== Texte de la page ==

David Ramault en sort. Nordahl Lelandais y est toujours soigné. En quelques années, les unités hospitalières spécialement aménagées (UHSA) pour les détenus ont trouvé leur rythme de croisière.

Ce sont de véritables « hôpitaux-prisons », dont l’existence a été mise en lumière récemment par l’admission de plusieurs détenus médiatiques. David Ramault, le meurtrier de la petite Angélique, a quitté jeudi l’UHSA de Seclin (Nord), où il avait été admis le 8 mai. Quant à Nordahl Lelandais, mis en examen pour l’assassinat du caporal Arthur Noyer et le meurtre de Maëlys, il se trouve toujours dans celle du Vinatier, à Lyon (Rhône).

Ces unités hospitalières spécialement aménagées sont nées de la loi Perben, en 2002. Avec un constat d’origine : la prise en charge des détenus présentant des problématiques psychiques était à la fois sous-dimensionnée et mal adaptée. Jusqu’alors, cette fonction était notamment dévolue aux SMPR, les 23 services médico-psychologiques régionaux, unités de soins mentales implantées au sein d’établissements pénitentiaires. Jonathann Daval, le meurtrier d’Alexia, est notamment soigné dans celui de la maison d’arrêt de Dijon (Côte-d’Or).

===

Travail à faire: Dans le texte ci-dessus, reformulez sous forme de liste le paragraphe qui commence par « Ces unités hospitalières spécialement aménagées » en gardant ses faits principaux.

== Données extraites ==

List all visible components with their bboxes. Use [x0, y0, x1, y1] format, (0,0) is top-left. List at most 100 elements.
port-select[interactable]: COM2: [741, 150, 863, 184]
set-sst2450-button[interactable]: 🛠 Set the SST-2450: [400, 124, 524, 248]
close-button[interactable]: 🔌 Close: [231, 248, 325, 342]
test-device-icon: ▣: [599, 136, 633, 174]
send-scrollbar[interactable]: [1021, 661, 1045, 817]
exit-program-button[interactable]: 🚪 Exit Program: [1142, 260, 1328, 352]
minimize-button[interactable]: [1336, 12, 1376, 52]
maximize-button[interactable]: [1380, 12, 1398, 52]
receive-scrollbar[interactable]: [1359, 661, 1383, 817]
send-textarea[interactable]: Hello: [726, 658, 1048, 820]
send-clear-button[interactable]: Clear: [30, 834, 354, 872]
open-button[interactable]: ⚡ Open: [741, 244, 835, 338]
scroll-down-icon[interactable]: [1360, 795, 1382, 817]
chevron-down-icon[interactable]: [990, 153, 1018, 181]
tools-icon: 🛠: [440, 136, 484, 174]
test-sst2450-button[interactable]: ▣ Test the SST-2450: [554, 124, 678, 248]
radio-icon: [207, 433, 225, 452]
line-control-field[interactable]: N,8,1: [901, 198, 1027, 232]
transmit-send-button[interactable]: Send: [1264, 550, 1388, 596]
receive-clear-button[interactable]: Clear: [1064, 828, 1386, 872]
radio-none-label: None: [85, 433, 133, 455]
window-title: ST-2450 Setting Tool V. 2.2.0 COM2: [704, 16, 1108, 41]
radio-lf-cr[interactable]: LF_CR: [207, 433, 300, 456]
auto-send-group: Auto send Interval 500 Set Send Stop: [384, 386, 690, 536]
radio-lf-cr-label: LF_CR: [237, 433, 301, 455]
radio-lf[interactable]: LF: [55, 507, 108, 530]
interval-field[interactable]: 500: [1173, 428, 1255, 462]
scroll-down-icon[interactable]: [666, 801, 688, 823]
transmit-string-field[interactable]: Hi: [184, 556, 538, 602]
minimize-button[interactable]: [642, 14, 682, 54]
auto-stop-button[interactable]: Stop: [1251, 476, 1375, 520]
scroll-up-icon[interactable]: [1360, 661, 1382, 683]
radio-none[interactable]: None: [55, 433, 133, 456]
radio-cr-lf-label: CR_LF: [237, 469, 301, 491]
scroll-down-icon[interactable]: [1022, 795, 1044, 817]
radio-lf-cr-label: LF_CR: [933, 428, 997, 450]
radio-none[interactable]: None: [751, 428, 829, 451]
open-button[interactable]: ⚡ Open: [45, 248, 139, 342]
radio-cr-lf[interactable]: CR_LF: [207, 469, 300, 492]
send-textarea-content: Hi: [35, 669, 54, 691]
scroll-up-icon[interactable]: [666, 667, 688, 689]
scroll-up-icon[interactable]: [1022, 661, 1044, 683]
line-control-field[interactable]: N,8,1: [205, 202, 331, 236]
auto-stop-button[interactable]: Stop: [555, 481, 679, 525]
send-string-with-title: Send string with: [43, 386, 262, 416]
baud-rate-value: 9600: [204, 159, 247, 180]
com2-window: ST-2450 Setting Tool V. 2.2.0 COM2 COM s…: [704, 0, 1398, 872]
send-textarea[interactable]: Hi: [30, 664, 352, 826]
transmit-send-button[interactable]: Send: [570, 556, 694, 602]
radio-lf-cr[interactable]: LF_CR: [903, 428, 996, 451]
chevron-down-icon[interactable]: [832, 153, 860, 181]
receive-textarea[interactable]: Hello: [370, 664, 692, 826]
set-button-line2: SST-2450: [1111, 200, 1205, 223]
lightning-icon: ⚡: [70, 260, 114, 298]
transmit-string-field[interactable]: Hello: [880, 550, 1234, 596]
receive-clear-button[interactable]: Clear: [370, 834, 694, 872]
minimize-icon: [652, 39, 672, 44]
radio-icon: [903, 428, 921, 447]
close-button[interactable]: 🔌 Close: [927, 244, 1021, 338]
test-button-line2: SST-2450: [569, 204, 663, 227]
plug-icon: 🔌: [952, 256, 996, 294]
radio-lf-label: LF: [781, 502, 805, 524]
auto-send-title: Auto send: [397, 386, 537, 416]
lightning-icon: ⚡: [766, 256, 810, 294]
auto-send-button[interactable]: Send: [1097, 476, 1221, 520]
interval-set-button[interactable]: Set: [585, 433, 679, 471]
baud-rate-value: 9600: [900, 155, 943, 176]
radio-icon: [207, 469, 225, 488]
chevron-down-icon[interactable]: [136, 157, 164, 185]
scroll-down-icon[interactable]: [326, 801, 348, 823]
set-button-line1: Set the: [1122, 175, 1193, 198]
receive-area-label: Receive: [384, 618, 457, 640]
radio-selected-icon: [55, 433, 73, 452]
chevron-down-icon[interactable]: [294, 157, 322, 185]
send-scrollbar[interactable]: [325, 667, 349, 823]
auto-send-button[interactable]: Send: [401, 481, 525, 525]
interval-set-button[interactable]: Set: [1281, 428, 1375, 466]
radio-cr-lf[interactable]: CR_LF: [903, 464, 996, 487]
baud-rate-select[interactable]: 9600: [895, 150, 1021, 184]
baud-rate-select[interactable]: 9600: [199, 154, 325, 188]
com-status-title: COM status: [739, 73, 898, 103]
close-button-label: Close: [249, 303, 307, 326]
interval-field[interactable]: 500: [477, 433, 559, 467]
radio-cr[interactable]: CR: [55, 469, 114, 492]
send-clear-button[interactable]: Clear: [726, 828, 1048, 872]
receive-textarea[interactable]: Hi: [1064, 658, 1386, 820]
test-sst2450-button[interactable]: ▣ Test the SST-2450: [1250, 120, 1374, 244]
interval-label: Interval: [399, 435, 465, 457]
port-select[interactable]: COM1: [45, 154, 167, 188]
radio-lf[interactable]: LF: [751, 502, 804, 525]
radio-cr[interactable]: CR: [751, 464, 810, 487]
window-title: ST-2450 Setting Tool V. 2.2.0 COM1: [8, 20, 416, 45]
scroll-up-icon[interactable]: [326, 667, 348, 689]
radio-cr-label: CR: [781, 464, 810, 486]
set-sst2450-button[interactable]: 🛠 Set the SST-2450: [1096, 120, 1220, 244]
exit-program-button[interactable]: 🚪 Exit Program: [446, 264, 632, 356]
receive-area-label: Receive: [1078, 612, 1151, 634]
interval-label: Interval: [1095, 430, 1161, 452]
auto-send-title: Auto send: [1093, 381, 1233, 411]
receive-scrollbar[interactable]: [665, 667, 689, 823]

===

Réponse attendue:
- Les UHSA sont nées de la loi Perben, en 2002.
- Elles partent d'un constat : la prise en charge des détenus présentant des problématiques psychiques était à la fois sous-dimensionnée et mal adaptée.
- Jusque-là, cette fonction revenait notamment aux 23 SMPR (services médico-psychologiques régionaux), des unités de soins mentales implantées au sein d'établissements pénitentiaires.
- Jonathann Daval, le meurtrier d'Alexia, est notamment soigné au SMPR de la maison d'arrêt de Dijon (Côte-d'Or).